Recorded data
-=-=-

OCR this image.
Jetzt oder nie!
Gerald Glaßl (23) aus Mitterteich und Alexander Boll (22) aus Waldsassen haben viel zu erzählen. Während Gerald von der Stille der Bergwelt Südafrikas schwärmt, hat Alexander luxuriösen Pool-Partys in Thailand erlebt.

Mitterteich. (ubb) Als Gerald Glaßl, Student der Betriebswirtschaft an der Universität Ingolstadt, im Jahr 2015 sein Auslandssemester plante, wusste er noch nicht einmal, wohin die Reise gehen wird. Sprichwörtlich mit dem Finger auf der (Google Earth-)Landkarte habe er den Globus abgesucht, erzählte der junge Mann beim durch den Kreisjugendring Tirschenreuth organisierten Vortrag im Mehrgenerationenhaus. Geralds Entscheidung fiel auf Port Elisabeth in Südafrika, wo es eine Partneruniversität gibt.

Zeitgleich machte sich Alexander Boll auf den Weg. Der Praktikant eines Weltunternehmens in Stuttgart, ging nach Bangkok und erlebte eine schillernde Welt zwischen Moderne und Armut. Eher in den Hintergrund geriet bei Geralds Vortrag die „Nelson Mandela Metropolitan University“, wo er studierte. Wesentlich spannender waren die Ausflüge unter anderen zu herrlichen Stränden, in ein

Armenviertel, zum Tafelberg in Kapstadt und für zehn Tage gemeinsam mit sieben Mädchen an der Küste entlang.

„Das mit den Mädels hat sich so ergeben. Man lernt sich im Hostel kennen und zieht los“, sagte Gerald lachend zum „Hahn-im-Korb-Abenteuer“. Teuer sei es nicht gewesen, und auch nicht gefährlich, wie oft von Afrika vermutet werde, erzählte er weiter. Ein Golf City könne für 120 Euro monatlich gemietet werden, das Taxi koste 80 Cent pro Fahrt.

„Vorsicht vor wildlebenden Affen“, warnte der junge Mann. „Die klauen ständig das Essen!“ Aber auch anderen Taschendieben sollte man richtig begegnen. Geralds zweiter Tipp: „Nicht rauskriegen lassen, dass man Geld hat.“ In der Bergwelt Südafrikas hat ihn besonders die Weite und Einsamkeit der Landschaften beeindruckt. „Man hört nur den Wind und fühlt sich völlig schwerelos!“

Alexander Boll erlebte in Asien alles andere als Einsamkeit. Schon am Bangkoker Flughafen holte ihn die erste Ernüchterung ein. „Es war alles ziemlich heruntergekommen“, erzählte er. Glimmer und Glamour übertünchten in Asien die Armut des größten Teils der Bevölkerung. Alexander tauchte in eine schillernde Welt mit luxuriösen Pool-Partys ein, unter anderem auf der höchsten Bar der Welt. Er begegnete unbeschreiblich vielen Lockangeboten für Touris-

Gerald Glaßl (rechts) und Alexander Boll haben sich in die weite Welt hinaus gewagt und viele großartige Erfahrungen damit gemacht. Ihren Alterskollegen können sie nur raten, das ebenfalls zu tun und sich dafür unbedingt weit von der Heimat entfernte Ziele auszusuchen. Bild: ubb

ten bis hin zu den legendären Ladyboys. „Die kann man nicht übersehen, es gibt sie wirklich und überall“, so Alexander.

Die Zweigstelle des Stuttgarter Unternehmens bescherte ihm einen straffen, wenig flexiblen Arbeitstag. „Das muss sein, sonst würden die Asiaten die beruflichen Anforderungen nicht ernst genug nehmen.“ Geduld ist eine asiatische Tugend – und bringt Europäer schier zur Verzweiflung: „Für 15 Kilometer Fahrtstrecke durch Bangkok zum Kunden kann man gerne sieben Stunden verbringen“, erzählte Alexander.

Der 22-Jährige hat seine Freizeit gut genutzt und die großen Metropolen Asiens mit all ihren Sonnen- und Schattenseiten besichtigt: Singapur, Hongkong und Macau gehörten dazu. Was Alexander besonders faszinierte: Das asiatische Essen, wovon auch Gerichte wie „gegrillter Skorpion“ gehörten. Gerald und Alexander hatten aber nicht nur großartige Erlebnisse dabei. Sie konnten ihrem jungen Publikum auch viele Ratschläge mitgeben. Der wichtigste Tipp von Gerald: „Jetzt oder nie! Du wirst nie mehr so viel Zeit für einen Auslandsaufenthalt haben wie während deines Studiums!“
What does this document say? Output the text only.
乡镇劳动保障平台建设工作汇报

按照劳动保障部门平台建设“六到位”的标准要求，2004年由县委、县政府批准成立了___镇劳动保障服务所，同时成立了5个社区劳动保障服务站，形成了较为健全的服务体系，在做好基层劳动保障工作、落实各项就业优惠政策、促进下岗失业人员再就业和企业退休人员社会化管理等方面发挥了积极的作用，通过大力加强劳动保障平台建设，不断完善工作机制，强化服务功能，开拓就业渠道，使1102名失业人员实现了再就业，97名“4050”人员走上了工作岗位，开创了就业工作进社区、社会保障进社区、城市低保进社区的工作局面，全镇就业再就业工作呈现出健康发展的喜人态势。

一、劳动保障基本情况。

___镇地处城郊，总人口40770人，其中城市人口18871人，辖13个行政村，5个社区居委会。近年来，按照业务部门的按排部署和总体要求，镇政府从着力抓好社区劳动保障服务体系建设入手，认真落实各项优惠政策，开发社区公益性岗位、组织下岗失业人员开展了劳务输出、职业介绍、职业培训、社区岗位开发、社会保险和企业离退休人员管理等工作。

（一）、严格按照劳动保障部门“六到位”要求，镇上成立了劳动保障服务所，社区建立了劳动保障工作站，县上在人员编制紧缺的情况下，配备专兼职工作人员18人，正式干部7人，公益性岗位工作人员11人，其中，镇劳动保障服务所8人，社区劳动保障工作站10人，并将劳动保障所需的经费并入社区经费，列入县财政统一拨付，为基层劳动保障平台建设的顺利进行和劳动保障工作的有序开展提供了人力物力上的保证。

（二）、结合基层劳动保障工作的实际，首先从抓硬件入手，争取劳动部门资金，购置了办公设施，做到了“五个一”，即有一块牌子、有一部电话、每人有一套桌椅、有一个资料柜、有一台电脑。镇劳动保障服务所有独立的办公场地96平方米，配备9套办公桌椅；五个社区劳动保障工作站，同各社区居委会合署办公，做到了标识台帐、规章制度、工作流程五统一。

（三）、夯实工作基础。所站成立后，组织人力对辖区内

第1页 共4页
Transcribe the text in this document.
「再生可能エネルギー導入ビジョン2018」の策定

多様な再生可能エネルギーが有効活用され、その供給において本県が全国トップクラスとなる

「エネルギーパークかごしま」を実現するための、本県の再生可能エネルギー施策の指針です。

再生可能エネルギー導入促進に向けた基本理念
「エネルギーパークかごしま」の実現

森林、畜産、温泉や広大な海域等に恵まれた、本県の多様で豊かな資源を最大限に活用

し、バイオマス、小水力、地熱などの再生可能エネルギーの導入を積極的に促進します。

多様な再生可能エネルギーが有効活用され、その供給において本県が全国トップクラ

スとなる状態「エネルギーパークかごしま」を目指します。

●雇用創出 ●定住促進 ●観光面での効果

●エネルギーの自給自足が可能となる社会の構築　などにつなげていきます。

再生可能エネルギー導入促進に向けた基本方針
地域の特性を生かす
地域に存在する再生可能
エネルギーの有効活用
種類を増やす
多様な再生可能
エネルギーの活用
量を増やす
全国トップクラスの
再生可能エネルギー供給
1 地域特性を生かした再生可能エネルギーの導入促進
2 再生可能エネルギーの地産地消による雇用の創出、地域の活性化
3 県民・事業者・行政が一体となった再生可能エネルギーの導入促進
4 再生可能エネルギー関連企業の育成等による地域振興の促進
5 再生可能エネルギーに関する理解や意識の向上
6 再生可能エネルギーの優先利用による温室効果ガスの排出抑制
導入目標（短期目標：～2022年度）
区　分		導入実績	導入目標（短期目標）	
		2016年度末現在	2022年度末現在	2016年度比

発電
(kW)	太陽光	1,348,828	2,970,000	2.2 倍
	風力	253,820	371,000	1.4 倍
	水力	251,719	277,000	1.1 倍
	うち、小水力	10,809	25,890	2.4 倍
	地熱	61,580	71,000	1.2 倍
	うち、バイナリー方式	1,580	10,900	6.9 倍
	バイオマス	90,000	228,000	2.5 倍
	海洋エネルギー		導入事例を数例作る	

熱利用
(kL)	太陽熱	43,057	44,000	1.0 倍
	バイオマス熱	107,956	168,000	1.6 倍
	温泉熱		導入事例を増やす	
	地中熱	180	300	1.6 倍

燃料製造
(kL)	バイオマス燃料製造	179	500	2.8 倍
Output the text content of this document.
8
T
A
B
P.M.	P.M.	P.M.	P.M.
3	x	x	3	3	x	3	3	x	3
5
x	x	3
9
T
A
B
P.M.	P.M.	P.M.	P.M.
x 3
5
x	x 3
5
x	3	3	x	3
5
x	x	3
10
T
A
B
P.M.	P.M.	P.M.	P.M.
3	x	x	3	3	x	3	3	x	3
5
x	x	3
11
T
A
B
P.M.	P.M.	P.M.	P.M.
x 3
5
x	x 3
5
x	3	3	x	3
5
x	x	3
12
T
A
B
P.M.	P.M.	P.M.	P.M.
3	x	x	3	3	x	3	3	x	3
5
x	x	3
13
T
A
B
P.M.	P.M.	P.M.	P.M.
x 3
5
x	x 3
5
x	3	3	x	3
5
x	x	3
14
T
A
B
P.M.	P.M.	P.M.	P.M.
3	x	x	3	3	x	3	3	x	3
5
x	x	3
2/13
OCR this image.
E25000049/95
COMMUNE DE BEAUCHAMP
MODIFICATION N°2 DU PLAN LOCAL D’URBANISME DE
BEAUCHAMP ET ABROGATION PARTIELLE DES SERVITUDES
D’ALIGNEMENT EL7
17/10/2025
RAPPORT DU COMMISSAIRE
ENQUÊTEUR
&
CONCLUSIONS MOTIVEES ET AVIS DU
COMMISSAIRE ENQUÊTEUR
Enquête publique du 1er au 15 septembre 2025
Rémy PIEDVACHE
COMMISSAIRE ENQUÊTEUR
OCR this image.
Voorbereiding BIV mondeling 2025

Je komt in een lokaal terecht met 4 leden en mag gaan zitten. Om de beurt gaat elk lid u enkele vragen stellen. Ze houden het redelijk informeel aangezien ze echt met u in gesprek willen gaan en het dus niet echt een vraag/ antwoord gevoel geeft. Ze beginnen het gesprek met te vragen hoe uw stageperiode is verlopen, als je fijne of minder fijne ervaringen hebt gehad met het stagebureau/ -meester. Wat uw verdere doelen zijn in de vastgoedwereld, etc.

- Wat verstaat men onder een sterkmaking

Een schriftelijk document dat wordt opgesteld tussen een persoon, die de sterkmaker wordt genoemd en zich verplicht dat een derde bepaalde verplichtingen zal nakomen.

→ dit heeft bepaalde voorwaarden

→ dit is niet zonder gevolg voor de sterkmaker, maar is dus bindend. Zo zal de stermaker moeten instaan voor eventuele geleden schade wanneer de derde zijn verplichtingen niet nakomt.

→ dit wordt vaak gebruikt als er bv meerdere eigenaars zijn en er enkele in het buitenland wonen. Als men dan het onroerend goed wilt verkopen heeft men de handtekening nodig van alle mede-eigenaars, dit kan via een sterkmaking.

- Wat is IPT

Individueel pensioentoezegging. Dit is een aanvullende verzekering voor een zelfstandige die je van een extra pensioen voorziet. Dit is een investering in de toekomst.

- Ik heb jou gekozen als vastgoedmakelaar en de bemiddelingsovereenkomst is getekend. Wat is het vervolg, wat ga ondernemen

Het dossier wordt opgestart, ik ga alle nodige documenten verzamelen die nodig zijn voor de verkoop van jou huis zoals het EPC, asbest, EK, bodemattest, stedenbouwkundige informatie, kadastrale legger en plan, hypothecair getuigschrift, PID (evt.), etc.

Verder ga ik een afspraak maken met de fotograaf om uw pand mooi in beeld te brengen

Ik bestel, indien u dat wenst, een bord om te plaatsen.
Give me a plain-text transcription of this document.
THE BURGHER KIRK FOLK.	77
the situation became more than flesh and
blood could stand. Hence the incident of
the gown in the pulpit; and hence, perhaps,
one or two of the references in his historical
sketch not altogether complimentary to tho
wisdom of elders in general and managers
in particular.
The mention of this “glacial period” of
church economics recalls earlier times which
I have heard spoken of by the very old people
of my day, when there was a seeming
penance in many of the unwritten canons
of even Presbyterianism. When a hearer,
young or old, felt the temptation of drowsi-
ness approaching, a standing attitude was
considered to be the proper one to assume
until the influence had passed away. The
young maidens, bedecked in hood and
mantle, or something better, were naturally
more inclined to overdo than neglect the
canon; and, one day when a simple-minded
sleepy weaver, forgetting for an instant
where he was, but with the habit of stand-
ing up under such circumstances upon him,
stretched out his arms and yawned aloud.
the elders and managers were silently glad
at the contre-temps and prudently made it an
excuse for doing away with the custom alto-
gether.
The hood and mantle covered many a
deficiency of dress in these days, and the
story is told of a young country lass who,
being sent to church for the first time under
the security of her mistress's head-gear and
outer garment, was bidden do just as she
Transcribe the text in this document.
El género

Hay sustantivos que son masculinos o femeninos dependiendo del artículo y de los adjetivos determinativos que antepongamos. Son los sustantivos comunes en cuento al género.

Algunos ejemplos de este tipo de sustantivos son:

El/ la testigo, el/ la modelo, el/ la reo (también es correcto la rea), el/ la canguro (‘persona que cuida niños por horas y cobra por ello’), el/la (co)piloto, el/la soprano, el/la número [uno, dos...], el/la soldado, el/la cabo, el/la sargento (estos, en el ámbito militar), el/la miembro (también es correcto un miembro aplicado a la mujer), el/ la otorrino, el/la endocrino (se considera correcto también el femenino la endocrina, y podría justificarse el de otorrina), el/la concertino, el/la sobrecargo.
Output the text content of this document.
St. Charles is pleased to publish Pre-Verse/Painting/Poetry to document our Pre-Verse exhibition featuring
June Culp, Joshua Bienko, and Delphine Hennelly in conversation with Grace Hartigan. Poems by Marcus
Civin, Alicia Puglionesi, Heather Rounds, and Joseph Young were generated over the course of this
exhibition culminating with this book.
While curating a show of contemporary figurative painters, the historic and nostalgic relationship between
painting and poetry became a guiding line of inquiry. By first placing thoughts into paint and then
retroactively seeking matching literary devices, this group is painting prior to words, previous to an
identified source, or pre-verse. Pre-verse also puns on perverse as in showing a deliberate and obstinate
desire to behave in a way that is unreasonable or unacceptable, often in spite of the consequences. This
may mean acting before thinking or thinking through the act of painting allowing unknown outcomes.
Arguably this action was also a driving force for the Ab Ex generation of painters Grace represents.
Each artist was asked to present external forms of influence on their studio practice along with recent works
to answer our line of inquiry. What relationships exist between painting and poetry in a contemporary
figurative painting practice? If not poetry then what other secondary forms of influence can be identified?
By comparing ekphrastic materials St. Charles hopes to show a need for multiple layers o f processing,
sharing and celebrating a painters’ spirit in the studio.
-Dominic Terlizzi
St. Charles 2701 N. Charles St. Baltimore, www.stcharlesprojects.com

-=-=-

**Your objective**
Work through the records line by line and tally those holding "Südafrikas". Reply with the number alone.

**Finished task**
2